[RAW DATA start]
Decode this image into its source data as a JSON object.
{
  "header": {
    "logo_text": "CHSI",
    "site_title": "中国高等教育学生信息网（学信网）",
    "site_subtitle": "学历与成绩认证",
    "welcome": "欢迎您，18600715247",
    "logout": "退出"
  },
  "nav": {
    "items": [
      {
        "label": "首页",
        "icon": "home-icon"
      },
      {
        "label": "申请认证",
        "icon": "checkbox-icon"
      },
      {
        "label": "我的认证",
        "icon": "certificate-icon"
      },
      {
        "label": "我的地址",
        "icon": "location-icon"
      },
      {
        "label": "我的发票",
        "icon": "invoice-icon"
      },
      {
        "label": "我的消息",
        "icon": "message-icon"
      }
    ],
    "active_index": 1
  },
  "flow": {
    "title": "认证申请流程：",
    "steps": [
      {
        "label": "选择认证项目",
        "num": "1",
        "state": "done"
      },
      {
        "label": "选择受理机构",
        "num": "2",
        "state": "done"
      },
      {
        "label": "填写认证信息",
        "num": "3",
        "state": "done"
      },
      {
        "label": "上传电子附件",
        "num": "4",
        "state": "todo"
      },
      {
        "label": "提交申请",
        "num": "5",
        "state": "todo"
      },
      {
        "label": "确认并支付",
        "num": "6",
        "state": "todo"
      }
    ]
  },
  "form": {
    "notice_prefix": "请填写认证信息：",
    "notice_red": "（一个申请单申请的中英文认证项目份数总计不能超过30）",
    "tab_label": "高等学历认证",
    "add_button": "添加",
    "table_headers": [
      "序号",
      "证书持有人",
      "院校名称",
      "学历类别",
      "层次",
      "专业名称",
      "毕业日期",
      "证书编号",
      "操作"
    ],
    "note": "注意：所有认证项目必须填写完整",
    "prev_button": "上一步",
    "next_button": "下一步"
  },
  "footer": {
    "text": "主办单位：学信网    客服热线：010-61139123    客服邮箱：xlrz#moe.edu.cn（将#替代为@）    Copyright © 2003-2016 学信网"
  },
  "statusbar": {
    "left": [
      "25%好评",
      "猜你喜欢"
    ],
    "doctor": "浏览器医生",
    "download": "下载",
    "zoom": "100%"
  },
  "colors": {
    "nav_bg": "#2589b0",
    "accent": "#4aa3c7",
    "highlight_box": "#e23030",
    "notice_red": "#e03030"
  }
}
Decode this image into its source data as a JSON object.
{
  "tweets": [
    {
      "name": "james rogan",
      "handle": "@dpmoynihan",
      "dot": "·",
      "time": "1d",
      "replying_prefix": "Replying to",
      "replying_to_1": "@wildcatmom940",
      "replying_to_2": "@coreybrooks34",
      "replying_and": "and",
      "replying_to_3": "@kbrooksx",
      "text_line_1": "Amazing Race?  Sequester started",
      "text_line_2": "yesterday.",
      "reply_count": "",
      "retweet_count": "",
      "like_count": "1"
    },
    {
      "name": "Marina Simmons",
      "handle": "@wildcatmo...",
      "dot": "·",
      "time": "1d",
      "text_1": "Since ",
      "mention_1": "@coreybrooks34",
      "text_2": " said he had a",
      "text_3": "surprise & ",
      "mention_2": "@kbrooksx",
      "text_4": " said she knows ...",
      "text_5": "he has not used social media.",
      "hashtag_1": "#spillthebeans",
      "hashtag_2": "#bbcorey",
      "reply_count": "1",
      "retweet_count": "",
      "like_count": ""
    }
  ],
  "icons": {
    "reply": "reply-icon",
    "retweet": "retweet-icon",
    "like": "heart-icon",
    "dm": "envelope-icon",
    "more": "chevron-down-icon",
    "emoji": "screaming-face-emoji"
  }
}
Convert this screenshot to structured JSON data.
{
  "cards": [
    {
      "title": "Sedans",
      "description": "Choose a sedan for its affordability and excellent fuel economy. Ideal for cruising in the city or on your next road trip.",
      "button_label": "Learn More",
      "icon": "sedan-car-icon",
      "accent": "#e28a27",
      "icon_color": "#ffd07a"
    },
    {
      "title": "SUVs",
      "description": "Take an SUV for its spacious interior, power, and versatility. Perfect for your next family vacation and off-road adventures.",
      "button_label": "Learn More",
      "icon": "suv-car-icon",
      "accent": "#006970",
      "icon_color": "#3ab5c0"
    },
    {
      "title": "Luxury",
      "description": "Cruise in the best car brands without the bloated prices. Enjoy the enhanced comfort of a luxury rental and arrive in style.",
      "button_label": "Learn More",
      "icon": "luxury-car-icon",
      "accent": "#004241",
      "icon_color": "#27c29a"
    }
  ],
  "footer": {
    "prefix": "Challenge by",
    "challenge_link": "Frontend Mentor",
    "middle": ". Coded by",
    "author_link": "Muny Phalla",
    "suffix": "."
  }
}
[RAW DATA end]
--- YOUR TASK ---
Transcribe each record exactly. Leave nothing out.

--- SOLUTION TO THE EXERCISE ---
Decode this image into its source data as a JSON object.
{
  "header": {
    "logo_text": "CHSI",
    "site_title": "中国高等教育学生信息网（学信网）",
    "site_subtitle": "学历与成绩认证",
    "welcome": "欢迎您，18600715247",
    "logout": "退出"
  },
  "nav": {
    "items": [
      {
        "label": "首页",
        "icon": "home-icon"
      },
      {
        "label": "申请认证",
        "icon": "checkbox-icon"
      },
      {
        "label": "我的认证",
        "icon": "certificate-icon"
      },
      {
        "label": "我的地址",
        "icon": "location-icon"
      },
      {
        "label": "我的发票",
        "icon": "invoice-icon"
      },
      {
        "label": "我的消息",
        "icon": "message-icon"
      }
    ],
    "active_index": 1
  },
  "flow": {
    "title": "认证申请流程：",
    "steps": [
      {
        "label": "选择认证项目",
        "num": "1",
        "state": "done"
      },
      {
        "label": "选择受理机构",
        "num": "2",
        "state": "done"
      },
      {
        "label": "填写认证信息",
        "num": "3",
        "state": "done"
      },
      {
        "label": "上传电子附件",
        "num": "4",
        "state": "todo"
      },
      {
        "label": "提交申请",
        "num": "5",
        "state": "todo"
      },
      {
        "label": "确认并支付",
        "num": "6",
        "state": "todo"
      }
    ]
  },
  "form": {
    "notice_prefix": "请填写认证信息：",
    "notice_red": "（一个申请单申请的中英文认证项目份数总计不能超过30）",
    "tab_label": "高等学历认证",
    "add_button": "添加",
    "table_headers": [
      "序号",
      "证书持有人",
      "院校名称",
      "学历类别",
      "层次",
      "专业名称",
      "毕业日期",
      "证书编号",
      "操作"
    ],
    "note": "注意：所有认证项目必须填写完整",
    "prev_button": "上一步",
    "next_button": "下一步"
  },
  "footer": {
    "text": "主办单位：学信网    客服热线：010-61139123    客服邮箱：xlrz#moe.edu.cn（将#替代为@）    Copyright © 2003-2016 学信网"
  },
  "statusbar": {
    "left": [
      "25%好评",
      "猜你喜欢"
    ],
    "doctor": "浏览器医生",
    "download": "下载",
    "zoom": "100%"
  },
  "colors": {
    "nav_bg": "#2589b0",
    "accent": "#4aa3c7",
    "highlight_box": "#e23030",
    "notice_red": "#e03030"
  }
}
Decode this image into its source data as a JSON object.
{
  "tweets": [
    {
      "name": "james rogan",
      "handle": "@dpmoynihan",
      "dot": "·",
      "time": "1d",
      "replying_prefix": "Replying to",
      "replying_to_1": "@wildcatmom940",
      "replying_to_2": "@coreybrooks34",
      "replying_and": "and",
      "replying_to_3": "@kbrooksx",
      "text_line_1": "Amazing Race?  Sequester started",
      "text_line_2": "yesterday.",
      "reply_count": "",
      "retweet_count": "",
      "like_count": "1"
    },
    {
      "name": "Marina Simmons",
      "handle": "@wildcatmo...",
      "dot": "·",
      "time": "1d",
      "text_1": "Since ",
      "mention_1": "@coreybrooks34",
      "text_2": " said he had a",
      "text_3": "surprise & ",
      "mention_2": "@kbrooksx",
      "text_4": " said she knows ...",
      "text_5": "he has not used social media.",
      "hashtag_1": "#spillthebeans",
      "hashtag_2": "#bbcorey",
      "reply_count": "1",
      "retweet_count": "",
      "like_count": ""
    }
  ],
  "icons": {
    "reply": "reply-icon",
    "retweet": "retweet-icon",
    "like": "heart-icon",
    "dm": "envelope-icon",
    "more": "chevron-down-icon",
    "emoji": "screaming-face-emoji"
  }
}
Convert this screenshot to structured JSON data.
{
  "cards": [
    {
      "title": "Sedans",
      "description": "Choose a sedan for its affordability and excellent fuel economy. Ideal for cruising in the city or on your next road trip.",
      "button_label": "Learn More",
      "icon": "sedan-car-icon",
      "accent": "#e28a27",
      "icon_color": "#ffd07a"
    },
    {
      "title": "SUVs",
      "description": "Take an SUV for its spacious interior, power, and versatility. Perfect for your next family vacation and off-road adventures.",
      "button_label": "Learn More",
      "icon": "suv-car-icon",
      "accent": "#006970",
      "icon_color": "#3ab5c0"
    },
    {
      "title": "Luxury",
      "description": "Cruise in the best car brands without the bloated prices. Enjoy the enhanced comfort of a luxury rental and arrive in style.",
      "button_label": "Learn More",
      "icon": "luxury-car-icon",
      "accent": "#004241",
      "icon_color": "#27c29a"
    }
  ],
  "footer": {
    "prefix": "Challenge by",
    "challenge_link": "Frontend Mentor",
    "middle": ". Coded by",
    "author_link": "Muny Phalla",
    "suffix": "."
  }
}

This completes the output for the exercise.